--- start of DATA ENTRIES ---
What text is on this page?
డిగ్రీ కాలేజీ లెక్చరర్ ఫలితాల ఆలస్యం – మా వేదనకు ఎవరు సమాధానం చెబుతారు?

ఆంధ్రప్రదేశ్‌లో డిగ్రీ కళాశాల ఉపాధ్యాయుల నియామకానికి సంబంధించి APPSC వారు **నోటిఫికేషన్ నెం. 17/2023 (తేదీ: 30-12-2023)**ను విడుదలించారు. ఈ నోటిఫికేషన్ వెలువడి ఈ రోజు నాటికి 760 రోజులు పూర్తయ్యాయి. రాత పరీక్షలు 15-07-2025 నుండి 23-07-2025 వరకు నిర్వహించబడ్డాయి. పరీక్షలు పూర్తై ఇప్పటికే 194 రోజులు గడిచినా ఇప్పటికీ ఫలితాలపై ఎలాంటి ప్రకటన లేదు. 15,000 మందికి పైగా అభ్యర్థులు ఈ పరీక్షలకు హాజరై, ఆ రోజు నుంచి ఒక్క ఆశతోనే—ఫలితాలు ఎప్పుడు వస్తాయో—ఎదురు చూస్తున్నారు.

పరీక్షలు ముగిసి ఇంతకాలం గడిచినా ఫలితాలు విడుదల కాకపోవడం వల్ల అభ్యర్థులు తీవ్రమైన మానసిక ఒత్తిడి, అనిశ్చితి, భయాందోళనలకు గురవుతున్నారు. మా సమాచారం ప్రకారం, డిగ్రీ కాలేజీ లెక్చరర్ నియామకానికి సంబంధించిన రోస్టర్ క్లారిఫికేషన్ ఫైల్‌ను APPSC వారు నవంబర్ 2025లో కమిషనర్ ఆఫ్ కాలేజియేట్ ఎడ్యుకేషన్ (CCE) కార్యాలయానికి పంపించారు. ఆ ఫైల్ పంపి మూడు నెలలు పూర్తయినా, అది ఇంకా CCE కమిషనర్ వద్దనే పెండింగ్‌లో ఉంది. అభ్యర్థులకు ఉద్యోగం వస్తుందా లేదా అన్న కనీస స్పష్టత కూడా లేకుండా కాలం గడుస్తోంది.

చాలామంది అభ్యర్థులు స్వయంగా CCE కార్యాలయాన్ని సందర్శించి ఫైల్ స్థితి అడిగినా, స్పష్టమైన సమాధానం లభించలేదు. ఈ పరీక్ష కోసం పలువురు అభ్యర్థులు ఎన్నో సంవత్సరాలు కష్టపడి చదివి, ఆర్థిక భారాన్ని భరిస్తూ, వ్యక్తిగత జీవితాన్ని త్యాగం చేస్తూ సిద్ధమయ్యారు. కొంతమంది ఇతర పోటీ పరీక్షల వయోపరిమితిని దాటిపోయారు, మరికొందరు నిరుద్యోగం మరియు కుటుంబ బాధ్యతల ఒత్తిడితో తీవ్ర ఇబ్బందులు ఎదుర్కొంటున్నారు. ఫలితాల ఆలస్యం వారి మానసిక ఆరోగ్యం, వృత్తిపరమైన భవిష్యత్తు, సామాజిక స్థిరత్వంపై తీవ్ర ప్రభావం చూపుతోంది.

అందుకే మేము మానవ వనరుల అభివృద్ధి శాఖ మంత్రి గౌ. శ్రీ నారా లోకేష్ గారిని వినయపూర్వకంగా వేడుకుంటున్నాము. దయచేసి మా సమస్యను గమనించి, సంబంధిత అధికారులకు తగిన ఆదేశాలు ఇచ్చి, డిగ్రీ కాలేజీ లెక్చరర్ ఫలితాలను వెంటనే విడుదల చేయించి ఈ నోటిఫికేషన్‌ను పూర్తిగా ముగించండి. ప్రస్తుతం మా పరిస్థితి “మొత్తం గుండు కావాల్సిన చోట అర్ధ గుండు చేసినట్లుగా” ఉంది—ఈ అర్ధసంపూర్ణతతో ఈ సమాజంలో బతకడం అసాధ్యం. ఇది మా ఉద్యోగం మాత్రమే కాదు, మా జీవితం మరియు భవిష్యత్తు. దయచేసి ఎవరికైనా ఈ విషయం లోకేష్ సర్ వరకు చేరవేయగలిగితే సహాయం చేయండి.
--- end of DATA ENTRIES ---
Give back each line above precisely as it stands.

— COMPLETED EXERCISE —
What text is on this page?
డిగ్రీ కాలేజీ లెక్చరర్ ఫలితాల ఆలస్యం – మా వేదనకు ఎవరు సమాధానం చెబుతారు?

ఆంధ్రప్రదేశ్‌లో డిగ్రీ కళాశాల ఉపాధ్యాయుల నియామకానికి సంబంధించి APPSC వారు **నోటిఫికేషన్ నెం. 17/2023 (తేదీ: 30-12-2023)**ను విడుదలించారు. ఈ నోటిఫికేషన్ వెలువడి ఈ రోజు నాటికి 760 రోజులు పూర్తయ్యాయి. రాత పరీక్షలు 15-07-2025 నుండి 23-07-2025 వరకు నిర్వహించబడ్డాయి. పరీక్షలు పూర్తై ఇప్పటికే 194 రోజులు గడిచినా ఇప్పటికీ ఫలితాలపై ఎలాంటి ప్రకటన లేదు. 15,000 మందికి పైగా అభ్యర్థులు ఈ పరీక్షలకు హాజరై, ఆ రోజు నుంచి ఒక్క ఆశతోనే—ఫలితాలు ఎప్పుడు వస్తాయో—ఎదురు చూస్తున్నారు.

పరీక్షలు ముగిసి ఇంతకాలం గడిచినా ఫలితాలు విడుదల కాకపోవడం వల్ల అభ్యర్థులు తీవ్రమైన మానసిక ఒత్తిడి, అనిశ్చితి, భయాందోళనలకు గురవుతున్నారు. మా సమాచారం ప్రకారం, డిగ్రీ కాలేజీ లెక్చరర్ నియామకానికి సంబంధించిన రోస్టర్ క్లారిఫికేషన్ ఫైల్‌ను APPSC వారు నవంబర్ 2025లో కమిషనర్ ఆఫ్ కాలేజియేట్ ఎడ్యుకేషన్ (CCE) కార్యాలయానికి పంపించారు. ఆ ఫైల్ పంపి మూడు నెలలు పూర్తయినా, అది ఇంకా CCE కమిషనర్ వద్దనే పెండింగ్‌లో ఉంది. అభ్యర్థులకు ఉద్యోగం వస్తుందా లేదా అన్న కనీస స్పష్టత కూడా లేకుండా కాలం గడుస్తోంది.

చాలామంది అభ్యర్థులు స్వయంగా CCE కార్యాలయాన్ని సందర్శించి ఫైల్ స్థితి అడిగినా, స్పష్టమైన సమాధానం లభించలేదు. ఈ పరీక్ష కోసం పలువురు అభ్యర్థులు ఎన్నో సంవత్సరాలు కష్టపడి చదివి, ఆర్థిక భారాన్ని భరిస్తూ, వ్యక్తిగత జీవితాన్ని త్యాగం చేస్తూ సిద్ధమయ్యారు. కొంతమంది ఇతర పోటీ పరీక్షల వయోపరిమితిని దాటిపోయారు, మరికొందరు నిరుద్యోగం మరియు కుటుంబ బాధ్యతల ఒత్తిడితో తీవ్ర ఇబ్బందులు ఎదుర్కొంటున్నారు. ఫలితాల ఆలస్యం వారి మానసిక ఆరోగ్యం, వృత్తిపరమైన భవిష్యత్తు, సామాజిక స్థిరత్వంపై తీవ్ర ప్రభావం చూపుతోంది.

అందుకే మేము మానవ వనరుల అభివృద్ధి శాఖ మంత్రి గౌ. శ్రీ నారా లోకేష్ గారిని వినయపూర్వకంగా వేడుకుంటున్నాము. దయచేసి మా సమస్యను గమనించి, సంబంధిత అధికారులకు తగిన ఆదేశాలు ఇచ్చి, డిగ్రీ కాలేజీ లెక్చరర్ ఫలితాలను వెంటనే విడుదల చేయించి ఈ నోటిఫికేషన్‌ను పూర్తిగా ముగించండి. ప్రస్తుతం మా పరిస్థితి “మొత్తం గుండు కావాల్సిన చోట అర్ధ గుండు చేసినట్లుగా” ఉంది—ఈ అర్ధసంపూర్ణతతో ఈ సమాజంలో బతకడం అసాధ్యం. ఇది మా ఉద్యోగం మాత్రమే కాదు, మా జీవితం మరియు భవిష్యత్తు. దయచేసి ఎవరికైనా ఈ విషయం లోకేష్ సర్ వరకు చేరవేయగలిగితే సహాయం చేయండి.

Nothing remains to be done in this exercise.